● PROBLEM DESCRIPTION
In the listing that follows, count the lines holding the word "Threads" and report only that number.
--- Start of PROVIDED MATERIAL ---
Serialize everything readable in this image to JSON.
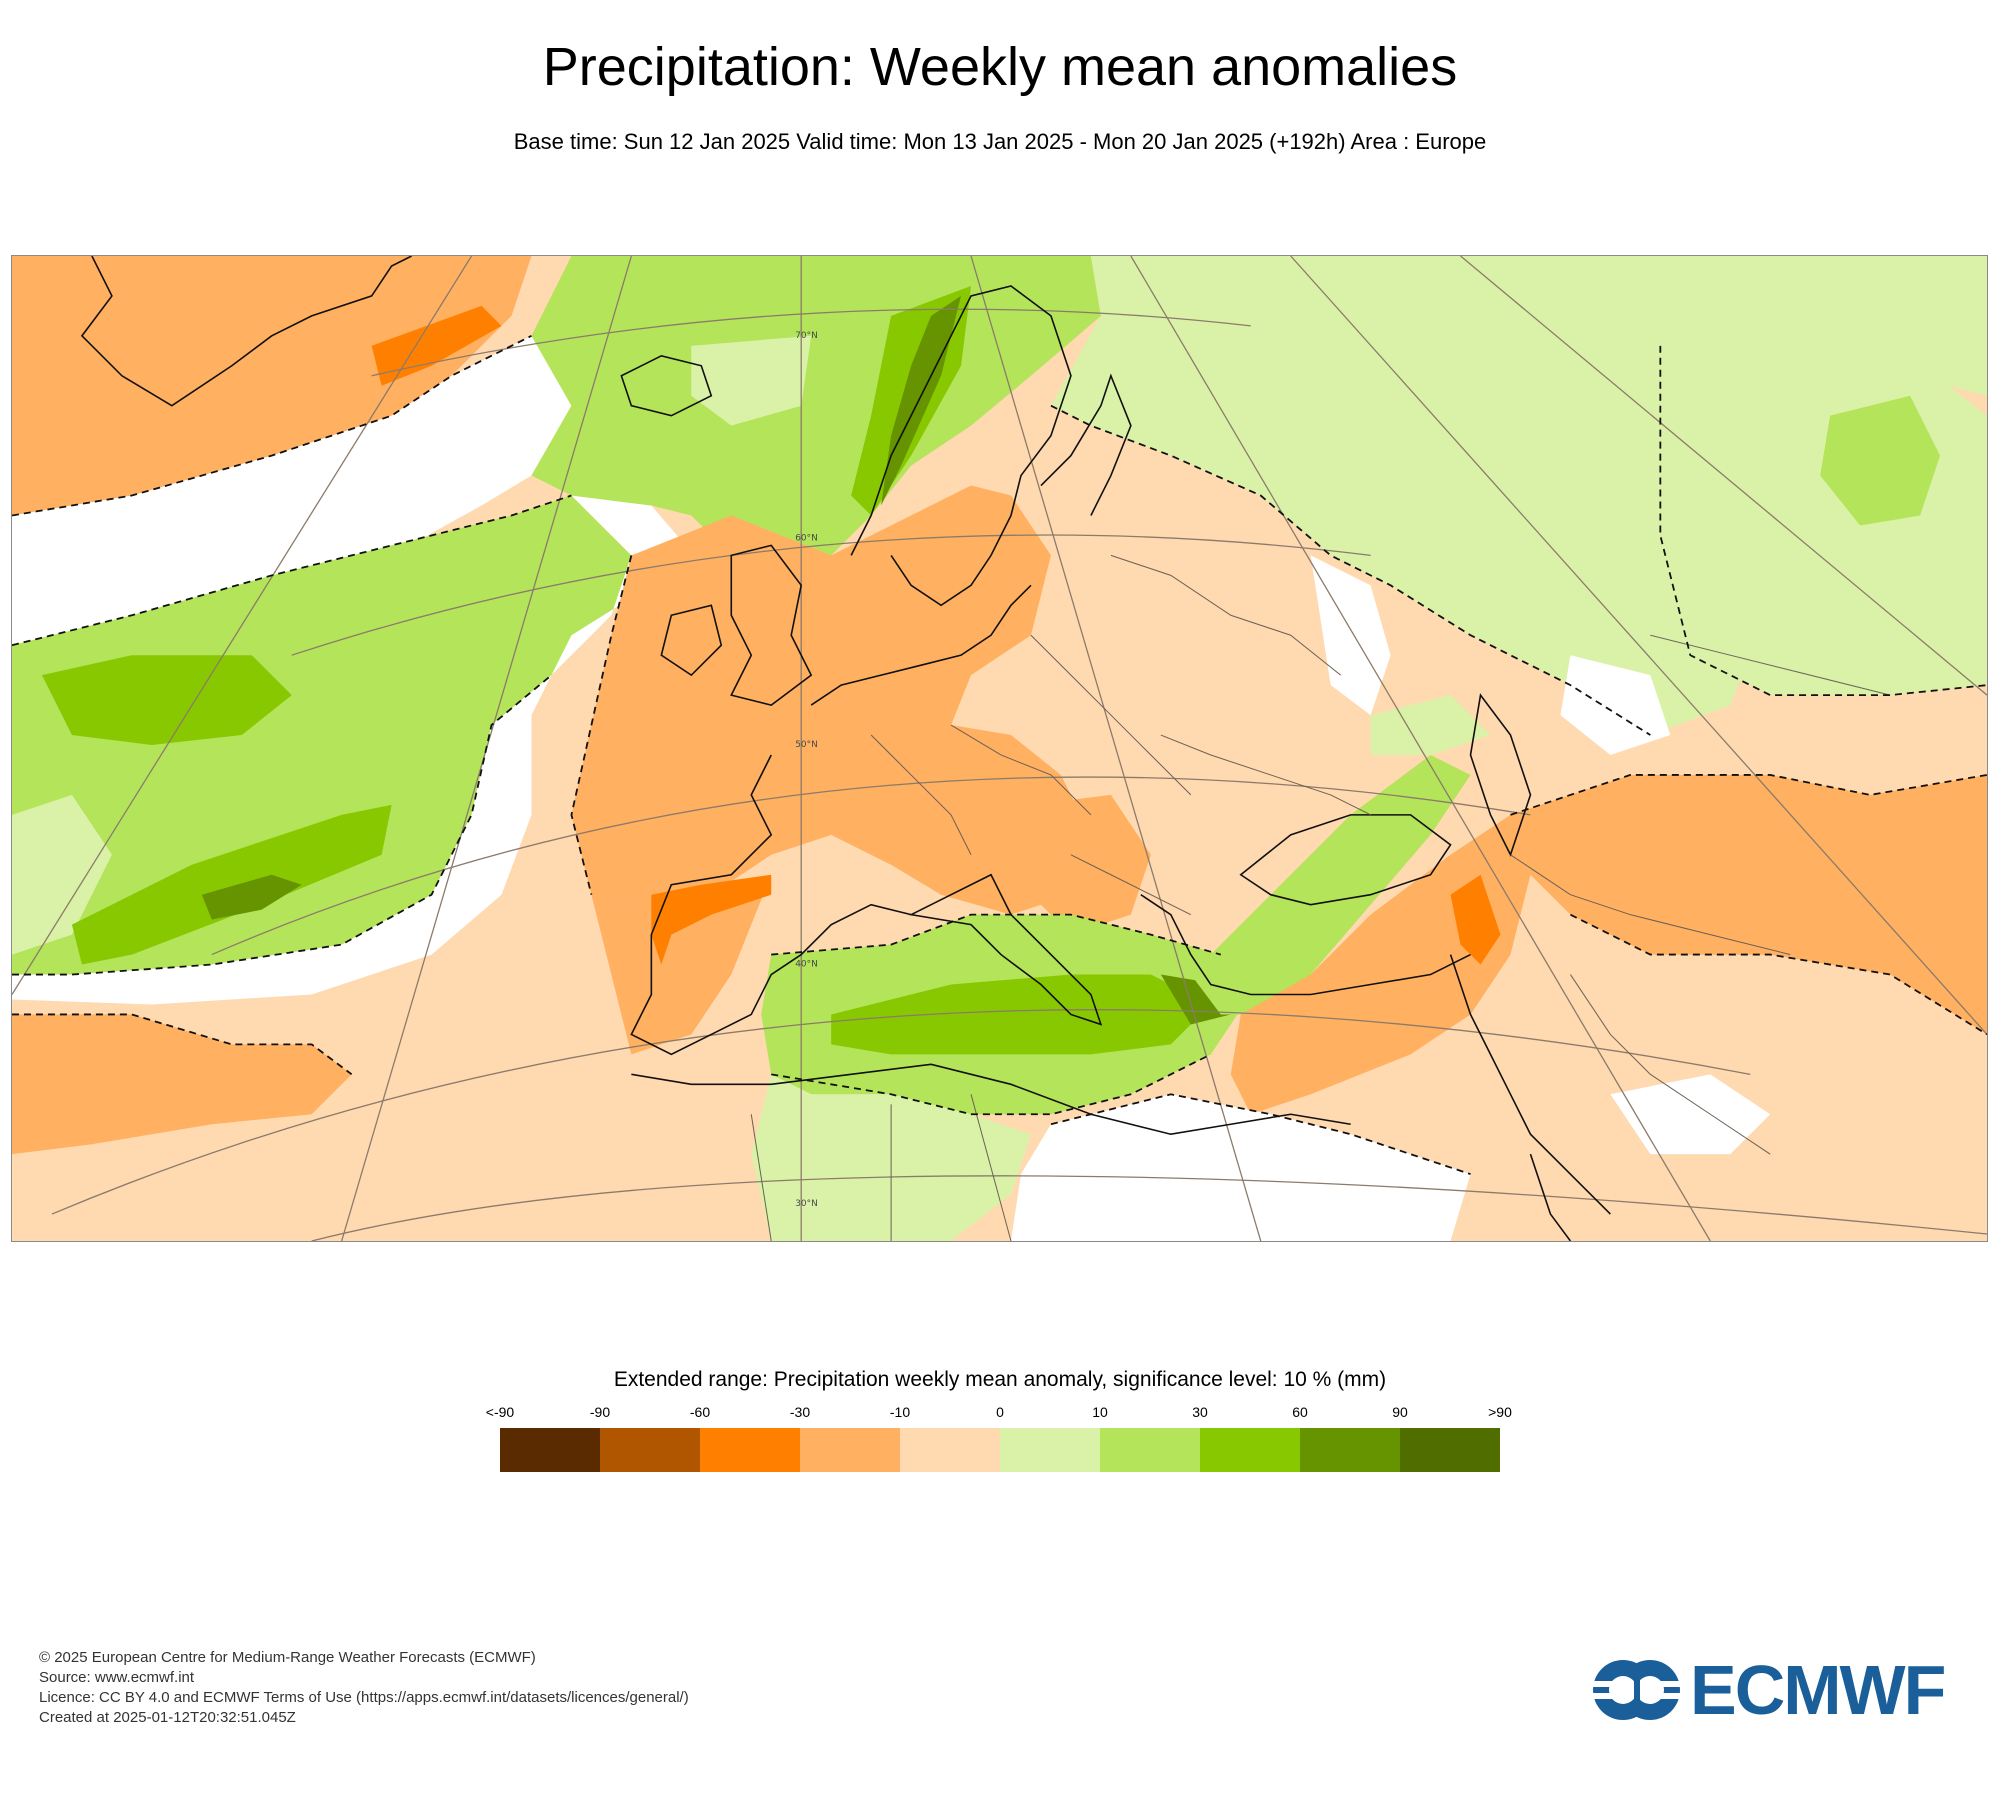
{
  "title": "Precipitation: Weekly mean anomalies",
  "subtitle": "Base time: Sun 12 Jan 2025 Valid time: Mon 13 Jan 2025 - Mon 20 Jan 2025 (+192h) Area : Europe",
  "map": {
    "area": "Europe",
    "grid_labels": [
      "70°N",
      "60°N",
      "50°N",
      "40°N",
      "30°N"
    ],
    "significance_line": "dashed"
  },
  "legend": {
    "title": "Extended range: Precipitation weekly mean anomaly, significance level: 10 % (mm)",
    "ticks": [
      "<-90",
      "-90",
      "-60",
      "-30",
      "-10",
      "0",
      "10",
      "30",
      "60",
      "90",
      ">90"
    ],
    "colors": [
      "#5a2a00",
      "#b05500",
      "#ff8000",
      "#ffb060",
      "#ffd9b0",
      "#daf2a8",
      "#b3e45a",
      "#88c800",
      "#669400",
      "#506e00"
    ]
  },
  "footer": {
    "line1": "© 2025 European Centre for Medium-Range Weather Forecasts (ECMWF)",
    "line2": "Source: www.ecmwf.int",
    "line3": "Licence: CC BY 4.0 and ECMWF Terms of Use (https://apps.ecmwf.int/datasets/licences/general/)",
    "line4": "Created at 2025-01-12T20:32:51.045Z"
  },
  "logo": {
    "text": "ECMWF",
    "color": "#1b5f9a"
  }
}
--- End of PROVIDED MATERIAL ---
--- Start of PROVIDED MATERIAL ---
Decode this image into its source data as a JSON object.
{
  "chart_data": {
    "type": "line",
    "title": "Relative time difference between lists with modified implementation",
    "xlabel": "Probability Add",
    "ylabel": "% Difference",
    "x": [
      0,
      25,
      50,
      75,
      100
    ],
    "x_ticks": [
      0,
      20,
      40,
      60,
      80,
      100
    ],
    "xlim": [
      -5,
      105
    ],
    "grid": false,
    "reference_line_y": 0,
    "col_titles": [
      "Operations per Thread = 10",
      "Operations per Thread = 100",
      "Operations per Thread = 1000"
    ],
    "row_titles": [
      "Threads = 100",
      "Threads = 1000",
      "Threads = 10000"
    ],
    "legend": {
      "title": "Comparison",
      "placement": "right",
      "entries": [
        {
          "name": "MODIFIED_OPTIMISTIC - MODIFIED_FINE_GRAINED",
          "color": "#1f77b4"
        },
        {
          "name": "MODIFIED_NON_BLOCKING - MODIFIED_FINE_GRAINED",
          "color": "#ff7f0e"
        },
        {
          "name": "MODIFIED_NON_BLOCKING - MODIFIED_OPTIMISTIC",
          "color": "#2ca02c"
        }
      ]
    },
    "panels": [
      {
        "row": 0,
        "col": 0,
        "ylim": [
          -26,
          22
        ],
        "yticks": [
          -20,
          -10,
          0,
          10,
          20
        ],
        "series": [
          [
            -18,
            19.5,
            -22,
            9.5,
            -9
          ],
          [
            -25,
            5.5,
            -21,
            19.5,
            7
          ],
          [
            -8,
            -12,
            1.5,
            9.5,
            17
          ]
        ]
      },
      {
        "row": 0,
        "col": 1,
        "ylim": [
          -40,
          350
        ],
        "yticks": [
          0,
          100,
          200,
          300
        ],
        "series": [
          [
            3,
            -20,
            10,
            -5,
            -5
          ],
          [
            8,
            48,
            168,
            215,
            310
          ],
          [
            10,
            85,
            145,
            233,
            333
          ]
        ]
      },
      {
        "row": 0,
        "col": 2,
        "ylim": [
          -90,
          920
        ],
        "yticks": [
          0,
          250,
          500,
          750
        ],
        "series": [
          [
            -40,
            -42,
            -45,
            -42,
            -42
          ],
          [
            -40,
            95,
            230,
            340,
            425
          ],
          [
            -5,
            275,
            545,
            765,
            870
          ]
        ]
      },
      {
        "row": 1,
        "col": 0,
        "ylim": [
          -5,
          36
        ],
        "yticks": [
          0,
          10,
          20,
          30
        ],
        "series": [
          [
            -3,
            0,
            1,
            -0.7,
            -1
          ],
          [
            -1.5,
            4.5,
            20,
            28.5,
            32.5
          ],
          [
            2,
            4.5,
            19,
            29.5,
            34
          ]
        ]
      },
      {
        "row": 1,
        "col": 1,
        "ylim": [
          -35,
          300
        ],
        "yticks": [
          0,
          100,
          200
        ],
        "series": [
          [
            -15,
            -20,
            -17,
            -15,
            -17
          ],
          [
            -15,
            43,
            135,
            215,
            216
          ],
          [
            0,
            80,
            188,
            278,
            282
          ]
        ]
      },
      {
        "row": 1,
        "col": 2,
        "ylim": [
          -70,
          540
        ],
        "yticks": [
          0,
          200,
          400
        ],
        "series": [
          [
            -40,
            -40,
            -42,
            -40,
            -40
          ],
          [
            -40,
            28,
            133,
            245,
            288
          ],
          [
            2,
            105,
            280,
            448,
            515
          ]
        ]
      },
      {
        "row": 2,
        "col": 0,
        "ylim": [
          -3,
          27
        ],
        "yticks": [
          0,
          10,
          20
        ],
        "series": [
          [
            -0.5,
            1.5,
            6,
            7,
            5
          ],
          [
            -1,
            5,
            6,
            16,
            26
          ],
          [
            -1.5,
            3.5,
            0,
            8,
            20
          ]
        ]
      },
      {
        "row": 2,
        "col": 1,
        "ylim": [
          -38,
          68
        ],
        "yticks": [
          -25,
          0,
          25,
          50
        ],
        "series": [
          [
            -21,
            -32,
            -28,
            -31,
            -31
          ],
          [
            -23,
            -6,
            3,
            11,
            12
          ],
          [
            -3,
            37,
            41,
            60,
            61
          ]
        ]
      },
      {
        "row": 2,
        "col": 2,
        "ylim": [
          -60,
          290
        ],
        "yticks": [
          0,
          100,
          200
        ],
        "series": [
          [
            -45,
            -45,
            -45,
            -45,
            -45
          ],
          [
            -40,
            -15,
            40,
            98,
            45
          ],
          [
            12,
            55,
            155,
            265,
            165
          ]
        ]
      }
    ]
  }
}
--- End of PROVIDED MATERIAL ---
● TASK RESPONSE
3